Determine the number of lines containing the word "Rates". Reply with it and nothing else.

Figure data in JSON:
+++
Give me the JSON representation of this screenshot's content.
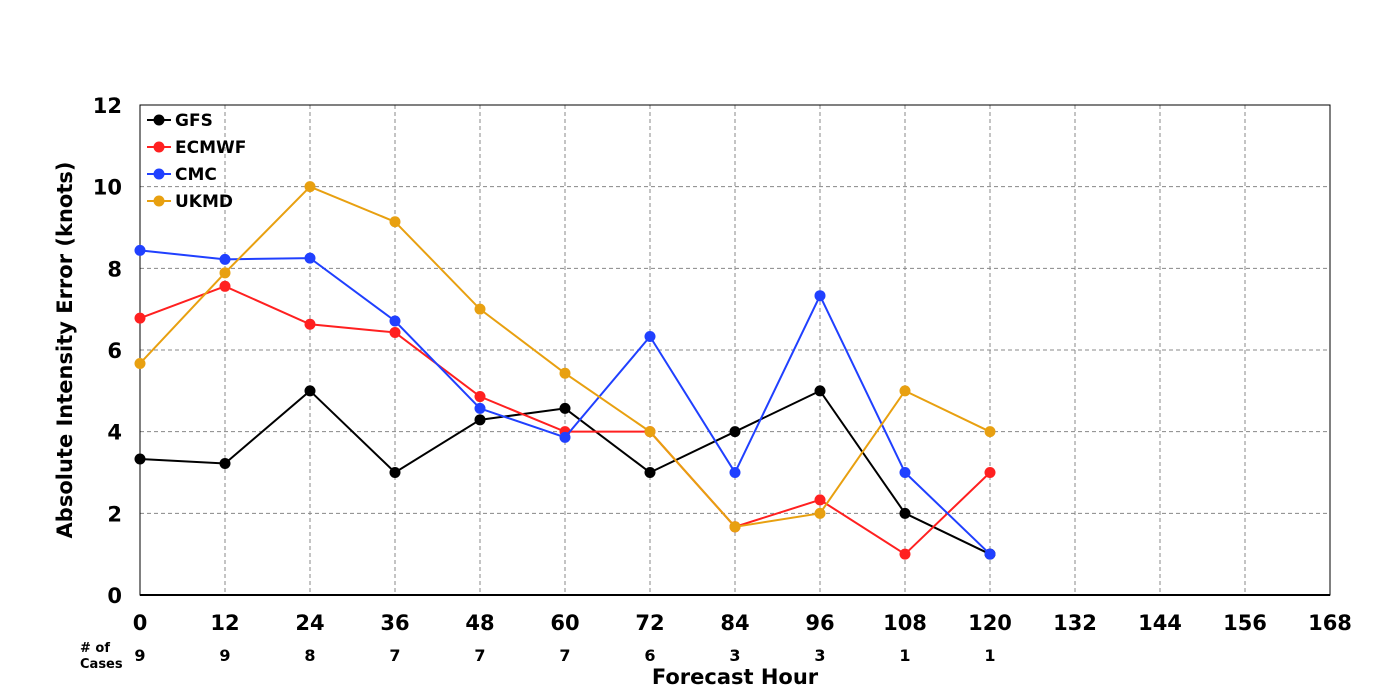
{
  "chart_data": {
    "type": "line",
    "title": "",
    "xlabel": "Forecast Hour",
    "ylabel": "Absolute Intensity Error (knots)",
    "xlim": [
      0,
      168
    ],
    "ylim": [
      0,
      12
    ],
    "x_ticks": [
      0,
      12,
      24,
      36,
      48,
      60,
      72,
      84,
      96,
      108,
      120,
      132,
      144,
      156,
      168
    ],
    "y_ticks": [
      0,
      2,
      4,
      6,
      8,
      10,
      12
    ],
    "grid": true,
    "legend_position": "top-left",
    "x": [
      0,
      12,
      24,
      36,
      48,
      60,
      72,
      84,
      96,
      108,
      120
    ],
    "series": [
      {
        "name": "GFS",
        "color": "#000000",
        "values": [
          3.33,
          3.22,
          5.0,
          3.0,
          4.29,
          4.57,
          3.0,
          4.0,
          5.0,
          2.0,
          1.0
        ]
      },
      {
        "name": "ECMWF",
        "color": "#ff2020",
        "values": [
          6.78,
          7.56,
          6.63,
          6.43,
          4.86,
          4.0,
          4.0,
          1.67,
          2.33,
          1.0,
          3.0
        ]
      },
      {
        "name": "CMC",
        "color": "#2040ff",
        "values": [
          8.44,
          8.22,
          8.25,
          6.71,
          4.57,
          3.86,
          6.33,
          3.0,
          7.33,
          3.0,
          1.0
        ]
      },
      {
        "name": "UKMD",
        "color": "#e8a010",
        "values": [
          5.67,
          7.89,
          10.0,
          9.14,
          7.0,
          5.43,
          4.0,
          1.67,
          2.0,
          5.0,
          4.0
        ]
      }
    ],
    "cases": {
      "label_line1": "# of",
      "label_line2": "Cases",
      "values": [
        "9",
        "9",
        "8",
        "7",
        "7",
        "7",
        "6",
        "3",
        "3",
        "1",
        "1"
      ]
    }
  }
}
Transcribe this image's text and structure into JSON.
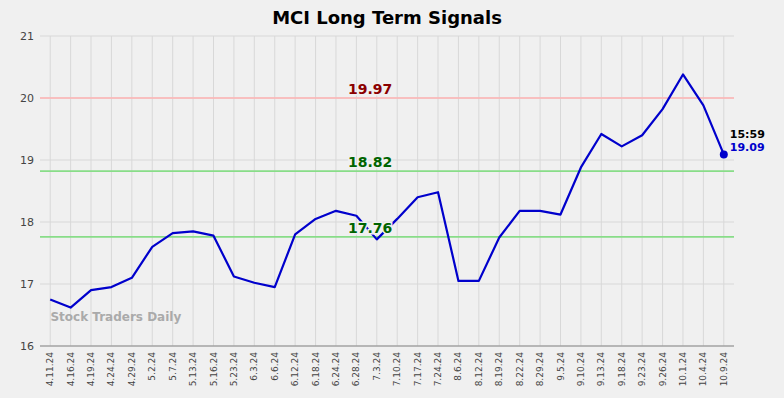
{
  "chart_data": {
    "type": "line",
    "title": "MCI Long Term Signals",
    "categories": [
      "4.11.24",
      "4.16.24",
      "4.19.24",
      "4.24.24",
      "4.29.24",
      "5.2.24",
      "5.7.24",
      "5.13.24",
      "5.16.24",
      "5.23.24",
      "6.3.24",
      "6.6.24",
      "6.12.24",
      "6.18.24",
      "6.24.24",
      "6.28.24",
      "7.3.24",
      "7.10.24",
      "7.17.24",
      "7.24.24",
      "8.6.24",
      "8.12.24",
      "8.19.24",
      "8.22.24",
      "8.29.24",
      "9.5.24",
      "9.10.24",
      "9.13.24",
      "9.18.24",
      "9.23.24",
      "9.26.24",
      "10.1.24",
      "10.4.24",
      "10.9.24"
    ],
    "values": [
      16.75,
      16.62,
      16.9,
      16.95,
      17.1,
      17.6,
      17.82,
      17.85,
      17.78,
      17.12,
      17.02,
      16.95,
      17.8,
      18.05,
      18.18,
      18.1,
      17.72,
      18.05,
      18.4,
      18.48,
      17.05,
      17.05,
      17.75,
      18.18,
      18.18,
      18.12,
      18.88,
      19.42,
      19.22,
      19.4,
      19.82,
      20.38,
      19.88,
      19.09
    ],
    "color": "#0000cc",
    "ylim": [
      16.0,
      21.0
    ],
    "yticks": [
      16,
      17,
      18,
      19,
      20,
      21
    ],
    "grid": true,
    "reference_lines": [
      {
        "value": 20.0,
        "label": "19.97",
        "color": "#ffb3b3",
        "label_color": "#8b0000"
      },
      {
        "value": 18.82,
        "label": "18.82",
        "color": "#88dd88",
        "label_color": "#006400"
      },
      {
        "value": 17.76,
        "label": "17.76",
        "color": "#88dd88",
        "label_color": "#006400"
      }
    ],
    "annotations": [
      "15:59",
      "19.09"
    ],
    "watermark": "Stock Traders Daily"
  }
}
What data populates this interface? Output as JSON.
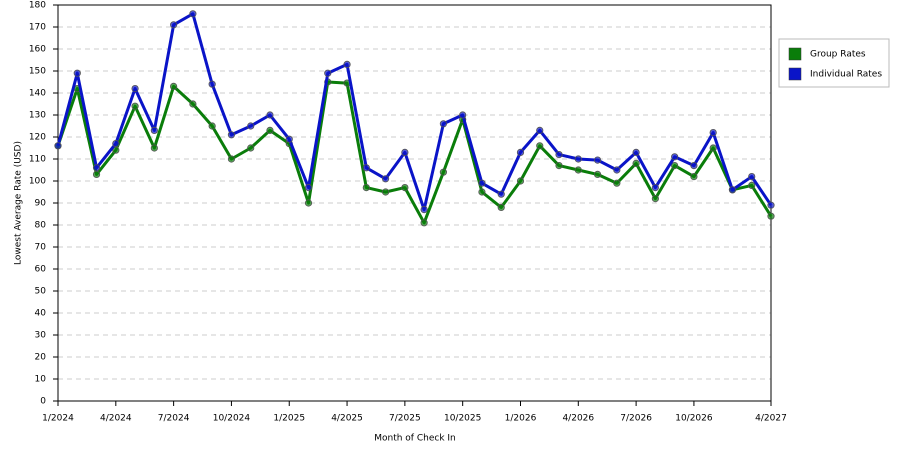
{
  "chart_data": {
    "type": "line",
    "x_label": "Month of Check In",
    "y_label": "Lowest Average Rate (USD)",
    "categories": [
      "1/2024",
      null,
      null,
      "4/2024",
      null,
      null,
      "7/2024",
      null,
      null,
      "10/2024",
      null,
      null,
      "1/2025",
      null,
      null,
      "4/2025",
      null,
      null,
      "7/2025",
      null,
      null,
      "10/2025",
      null,
      null,
      "1/2026",
      null,
      null,
      "4/2026",
      null,
      null,
      "7/2026",
      null,
      null,
      "10/2026",
      null,
      null,
      null,
      "4/2027"
    ],
    "series": [
      {
        "name": "Group Rates",
        "color": "#0a7d0a",
        "values": [
          116,
          142,
          103,
          114,
          134,
          115,
          143,
          135,
          125,
          110,
          115,
          123,
          117,
          90,
          145,
          144.5,
          97,
          95,
          97,
          81,
          104,
          128,
          95,
          88,
          100,
          116,
          107,
          105,
          103,
          99,
          108,
          92,
          107,
          102,
          115,
          96,
          98,
          84
        ]
      },
      {
        "name": "Individual Rates",
        "color": "#0a14c8",
        "values": [
          116,
          149,
          106,
          117,
          142,
          123,
          171,
          176,
          144,
          121,
          125,
          130,
          119,
          97,
          149,
          153,
          106,
          101,
          113,
          87,
          126,
          130,
          99,
          94,
          113,
          123,
          112,
          110,
          109.5,
          105,
          113,
          97,
          111,
          107,
          122,
          96,
          102,
          89
        ]
      }
    ],
    "ylim": [
      0,
      180
    ],
    "yticks": [
      0,
      10,
      20,
      30,
      40,
      50,
      60,
      70,
      80,
      90,
      100,
      110,
      120,
      130,
      140,
      150,
      160,
      170,
      180
    ],
    "grid": true,
    "legend": "right"
  }
}
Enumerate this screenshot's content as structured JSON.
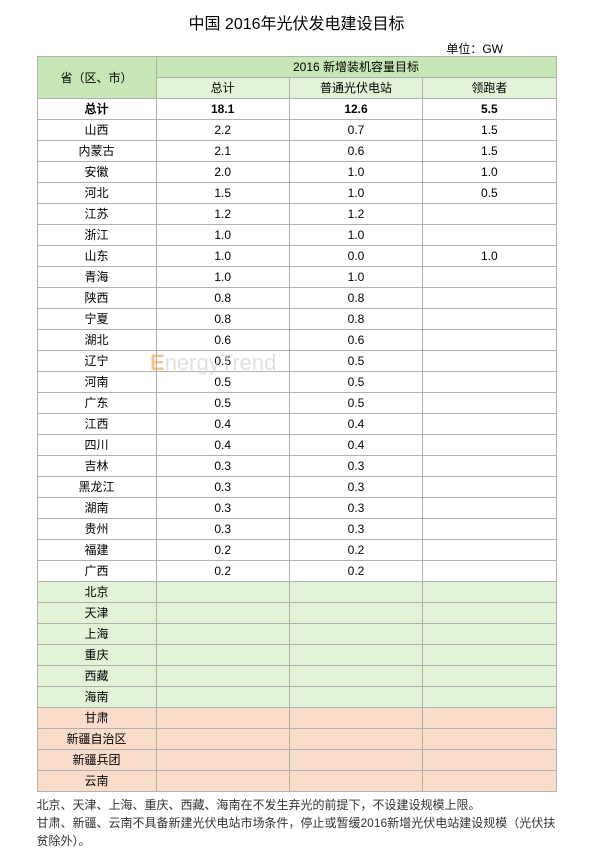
{
  "title": "中国 2016年光伏发电建设目标",
  "unit_label": "单位：GW",
  "columns": {
    "province": "省（区、市）",
    "group": "2016 新增装机容量目标",
    "total": "总计",
    "normal": "普通光伏电站",
    "leader": "领跑者"
  },
  "rows": [
    {
      "p": "总计",
      "t": "18.1",
      "n": "12.6",
      "l": "5.5",
      "cls": "row-total"
    },
    {
      "p": "山西",
      "t": "2.2",
      "n": "0.7",
      "l": "1.5"
    },
    {
      "p": "内蒙古",
      "t": "2.1",
      "n": "0.6",
      "l": "1.5"
    },
    {
      "p": "安徽",
      "t": "2.0",
      "n": "1.0",
      "l": "1.0"
    },
    {
      "p": "河北",
      "t": "1.5",
      "n": "1.0",
      "l": "0.5"
    },
    {
      "p": "江苏",
      "t": "1.2",
      "n": "1.2",
      "l": ""
    },
    {
      "p": "浙江",
      "t": "1.0",
      "n": "1.0",
      "l": ""
    },
    {
      "p": "山东",
      "t": "1.0",
      "n": "0.0",
      "l": "1.0"
    },
    {
      "p": "青海",
      "t": "1.0",
      "n": "1.0",
      "l": ""
    },
    {
      "p": "陕西",
      "t": "0.8",
      "n": "0.8",
      "l": ""
    },
    {
      "p": "宁夏",
      "t": "0.8",
      "n": "0.8",
      "l": ""
    },
    {
      "p": "湖北",
      "t": "0.6",
      "n": "0.6",
      "l": ""
    },
    {
      "p": "辽宁",
      "t": "0.5",
      "n": "0.5",
      "l": ""
    },
    {
      "p": "河南",
      "t": "0.5",
      "n": "0.5",
      "l": ""
    },
    {
      "p": "广东",
      "t": "0.5",
      "n": "0.5",
      "l": ""
    },
    {
      "p": "江西",
      "t": "0.4",
      "n": "0.4",
      "l": ""
    },
    {
      "p": "四川",
      "t": "0.4",
      "n": "0.4",
      "l": ""
    },
    {
      "p": "吉林",
      "t": "0.3",
      "n": "0.3",
      "l": ""
    },
    {
      "p": "黑龙江",
      "t": "0.3",
      "n": "0.3",
      "l": ""
    },
    {
      "p": "湖南",
      "t": "0.3",
      "n": "0.3",
      "l": ""
    },
    {
      "p": "贵州",
      "t": "0.3",
      "n": "0.3",
      "l": ""
    },
    {
      "p": "福建",
      "t": "0.2",
      "n": "0.2",
      "l": ""
    },
    {
      "p": "广西",
      "t": "0.2",
      "n": "0.2",
      "l": ""
    },
    {
      "p": "北京",
      "t": "",
      "n": "",
      "l": "",
      "cls": "row-green"
    },
    {
      "p": "天津",
      "t": "",
      "n": "",
      "l": "",
      "cls": "row-green"
    },
    {
      "p": "上海",
      "t": "",
      "n": "",
      "l": "",
      "cls": "row-green"
    },
    {
      "p": "重庆",
      "t": "",
      "n": "",
      "l": "",
      "cls": "row-green"
    },
    {
      "p": "西藏",
      "t": "",
      "n": "",
      "l": "",
      "cls": "row-green"
    },
    {
      "p": "海南",
      "t": "",
      "n": "",
      "l": "",
      "cls": "row-green"
    },
    {
      "p": "甘肃",
      "t": "",
      "n": "",
      "l": "",
      "cls": "row-peach"
    },
    {
      "p": "新疆自治区",
      "t": "",
      "n": "",
      "l": "",
      "cls": "row-peach"
    },
    {
      "p": "新疆兵团",
      "t": "",
      "n": "",
      "l": "",
      "cls": "row-peach"
    },
    {
      "p": "云南",
      "t": "",
      "n": "",
      "l": "",
      "cls": "row-peach"
    }
  ],
  "footnotes": [
    "北京、天津、上海、重庆、西藏、海南在不发生弃光的前提下，不设建设规模上限。",
    "甘肃、新疆、云南不具备新建光伏电站市场条件，停止或暂缓2016新增光伏电站建设规模（光伏扶贫除外）。"
  ],
  "watermark": "EnergyTrend",
  "colors": {
    "header_dark": "#c7e8b6",
    "header_light": "#e2f3d8",
    "peach": "#f9dcc9",
    "border": "#b0b0b0"
  }
}
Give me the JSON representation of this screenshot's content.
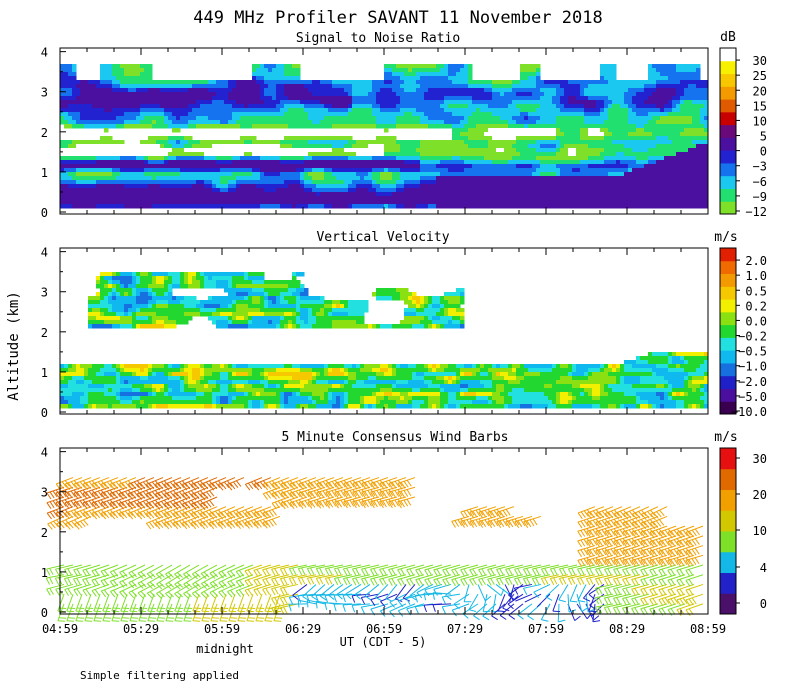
{
  "figure": {
    "title": "449 MHz Profiler SAVANT 11 November 2018",
    "ylabel": "Altitude (km)",
    "xlabel": "UT  (CDT - 5)",
    "midnight_label": "midnight",
    "footer_note": "Simple filtering applied"
  },
  "colors": {
    "snr": [
      "#7fe02a",
      "#22e070",
      "#1ac8f0",
      "#1673f0",
      "#2222d0",
      "#4b10a0",
      "#6a0a7a",
      "#c80000",
      "#e05a00",
      "#f29a00",
      "#f7c800",
      "#f7f000",
      "#ffffff"
    ],
    "vv": [
      "#3a0050",
      "#4b0fa0",
      "#2020c8",
      "#1770e0",
      "#10b8f0",
      "#22e0e0",
      "#22d830",
      "#8ae010",
      "#f2f000",
      "#f5c800",
      "#f29a00",
      "#ef6a00",
      "#e02000"
    ],
    "wind": [
      "#4a106a",
      "#2222c8",
      "#14b8e6",
      "#7fe02a",
      "#d2c800",
      "#f2a000",
      "#e06a00",
      "#e61010"
    ]
  },
  "chart_data": [
    {
      "type": "heatmap",
      "title": "Signal to Noise Ratio",
      "units": "dB",
      "x_ticks": [
        "04:59",
        "05:29",
        "05:59",
        "06:29",
        "06:59",
        "07:29",
        "07:59",
        "08:29",
        "08:59"
      ],
      "y_ticks": [
        "0",
        "1",
        "2",
        "3",
        "4"
      ],
      "ylim": [
        0,
        4
      ],
      "xlim": [
        "04:59",
        "08:59"
      ],
      "colorbar_labels": [
        "30",
        "25",
        "20",
        "15",
        "10",
        "5",
        "0",
        "−3",
        "−6",
        "−9",
        "−12"
      ]
    },
    {
      "type": "heatmap",
      "title": "Vertical Velocity",
      "units": "m/s",
      "x_ticks": [
        "04:59",
        "05:29",
        "05:59",
        "06:29",
        "06:59",
        "07:29",
        "07:59",
        "08:29",
        "08:59"
      ],
      "y_ticks": [
        "0",
        "1",
        "2",
        "3",
        "4"
      ],
      "ylim": [
        0,
        4
      ],
      "colorbar_labels": [
        "2.0",
        "1.0",
        "0.5",
        "0.2",
        "0.0",
        "−0.2",
        "−0.5",
        "−1.0",
        "−2.0",
        "−5.0",
        "−10.0"
      ]
    },
    {
      "type": "scatter",
      "title": "5 Minute Consensus Wind Barbs",
      "units": "m/s",
      "x_ticks": [
        "04:59",
        "05:29",
        "05:59",
        "06:29",
        "06:59",
        "07:29",
        "07:59",
        "08:29",
        "08:59"
      ],
      "y_ticks": [
        "0",
        "1",
        "2",
        "3",
        "4"
      ],
      "ylim": [
        0,
        4
      ],
      "colorbar_labels": [
        "30",
        "20",
        "10",
        "4",
        "0"
      ]
    }
  ]
}
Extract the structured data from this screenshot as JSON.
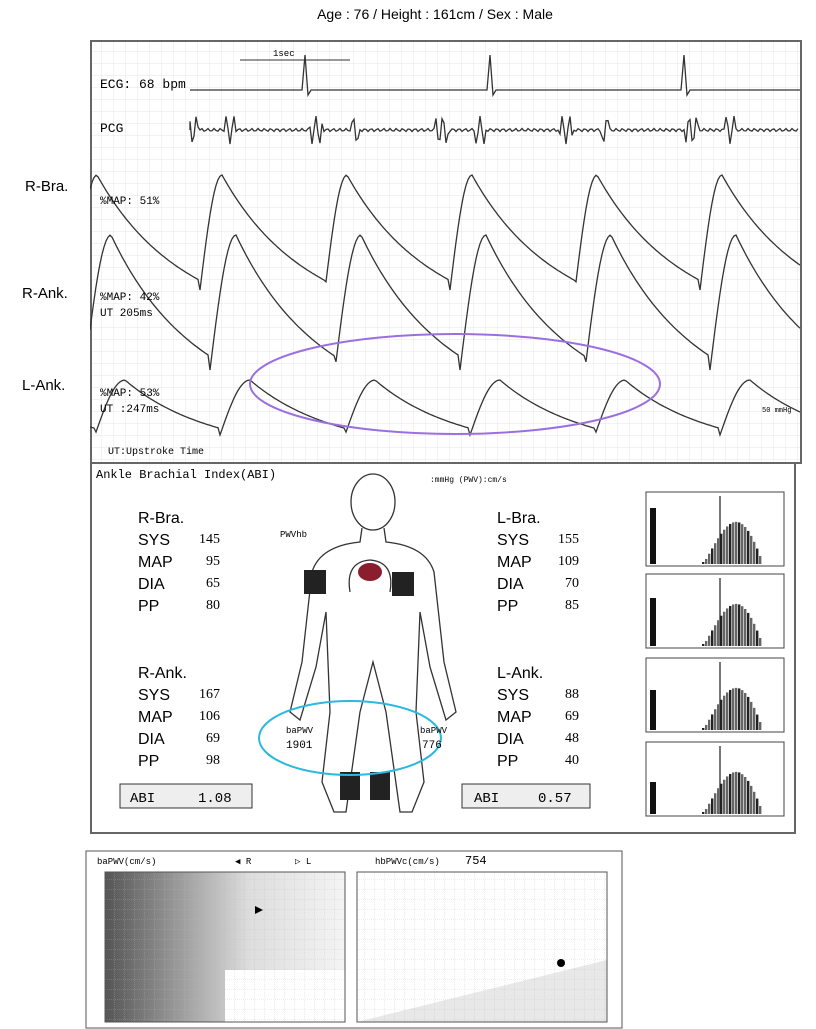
+++
> Task answer: 2